▶ [MATERIAL TO PROCESS]:

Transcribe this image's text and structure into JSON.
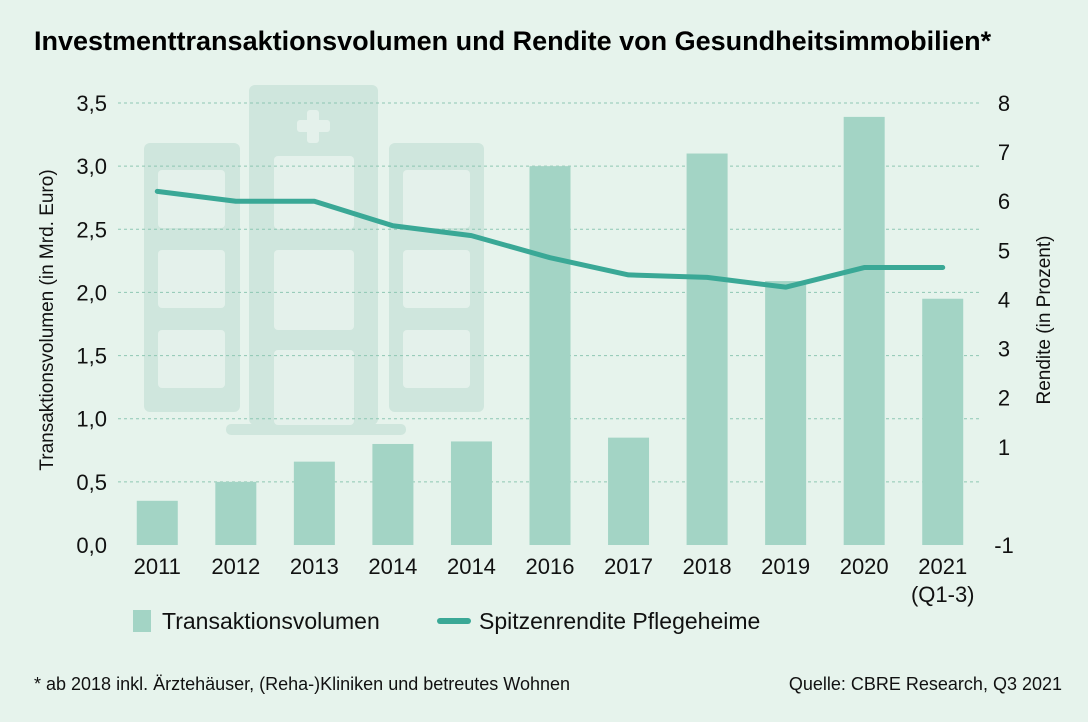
{
  "title": "Investmenttransaktionsvolumen und Rendite von Gesundheitsimmobilien*",
  "footnote": "* ab 2018 inkl. Ärztehäuser, (Reha-)Kliniken und betreutes Wohnen",
  "source": "Quelle: CBRE Research, Q3 2021",
  "colors": {
    "background": "#e6f3ec",
    "bar": "#a3d4c5",
    "line": "#3aa896",
    "grid": "#8ec7b3",
    "decoration": "#cfe6dd"
  },
  "chart_data": {
    "type": "bar",
    "categories": [
      "2011",
      "2012",
      "2013",
      "2014",
      "2014",
      "2016",
      "2017",
      "2018",
      "2019",
      "2020",
      "2021"
    ],
    "category_sublabels": [
      "",
      "",
      "",
      "",
      "",
      "",
      "",
      "",
      "",
      "",
      "(Q1-3)"
    ],
    "series": [
      {
        "name": "Transaktionsvolumen",
        "type": "bar",
        "axis": "left",
        "values": [
          0.35,
          0.5,
          0.66,
          0.8,
          0.82,
          3.0,
          0.85,
          3.1,
          2.09,
          3.39,
          1.95
        ]
      },
      {
        "name": "Spitzenrendite Pflegeheime",
        "type": "line",
        "axis": "right",
        "values": [
          6.2,
          6.0,
          6.0,
          5.5,
          5.3,
          4.85,
          4.5,
          4.45,
          4.25,
          4.65,
          4.65
        ]
      }
    ],
    "ylabel": "Transaktionsvolumen (in Mrd. Euro)",
    "ylabel_right": "Rendite (in Prozent)",
    "ylim": [
      0,
      3.5
    ],
    "ylim_right": [
      -1,
      8
    ],
    "yticks": [
      "0,0",
      "0,5",
      "1,0",
      "1,5",
      "2,0",
      "2,5",
      "3,0",
      "3,5"
    ],
    "yticks_right": [
      "-1",
      "1",
      "2",
      "3",
      "4",
      "5",
      "6",
      "7",
      "8"
    ],
    "grid": true,
    "legend_position": "bottom"
  }
}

▶ [WRITTEN REQUEST]:
Write out the data precisely as given, excluding the pictures.

▶ [THE ANSWER]:
Transcribe this image's text and structure into JSON.
{
  "title": "Investmenttransaktionsvolumen und Rendite von Gesundheitsimmobilien*",
  "footnote": "* ab 2018 inkl. Ärztehäuser, (Reha-)Kliniken und betreutes Wohnen",
  "source": "Quelle: CBRE Research, Q3 2021",
  "colors": {
    "background": "#e6f3ec",
    "bar": "#a3d4c5",
    "line": "#3aa896",
    "grid": "#8ec7b3",
    "decoration": "#cfe6dd"
  },
  "chart_data": {
    "type": "bar",
    "categories": [
      "2011",
      "2012",
      "2013",
      "2014",
      "2014",
      "2016",
      "2017",
      "2018",
      "2019",
      "2020",
      "2021"
    ],
    "category_sublabels": [
      "",
      "",
      "",
      "",
      "",
      "",
      "",
      "",
      "",
      "",
      "(Q1-3)"
    ],
    "series": [
      {
        "name": "Transaktionsvolumen",
        "type": "bar",
        "axis": "left",
        "values": [
          0.35,
          0.5,
          0.66,
          0.8,
          0.82,
          3.0,
          0.85,
          3.1,
          2.09,
          3.39,
          1.95
        ]
      },
      {
        "name": "Spitzenrendite Pflegeheime",
        "type": "line",
        "axis": "right",
        "values": [
          6.2,
          6.0,
          6.0,
          5.5,
          5.3,
          4.85,
          4.5,
          4.45,
          4.25,
          4.65,
          4.65
        ]
      }
    ],
    "ylabel": "Transaktionsvolumen (in Mrd. Euro)",
    "ylabel_right": "Rendite (in Prozent)",
    "ylim": [
      0,
      3.5
    ],
    "ylim_right": [
      -1,
      8
    ],
    "yticks": [
      "0,0",
      "0,5",
      "1,0",
      "1,5",
      "2,0",
      "2,5",
      "3,0",
      "3,5"
    ],
    "yticks_right": [
      "-1",
      "1",
      "2",
      "3",
      "4",
      "5",
      "6",
      "7",
      "8"
    ],
    "grid": true,
    "legend_position": "bottom"
  }
}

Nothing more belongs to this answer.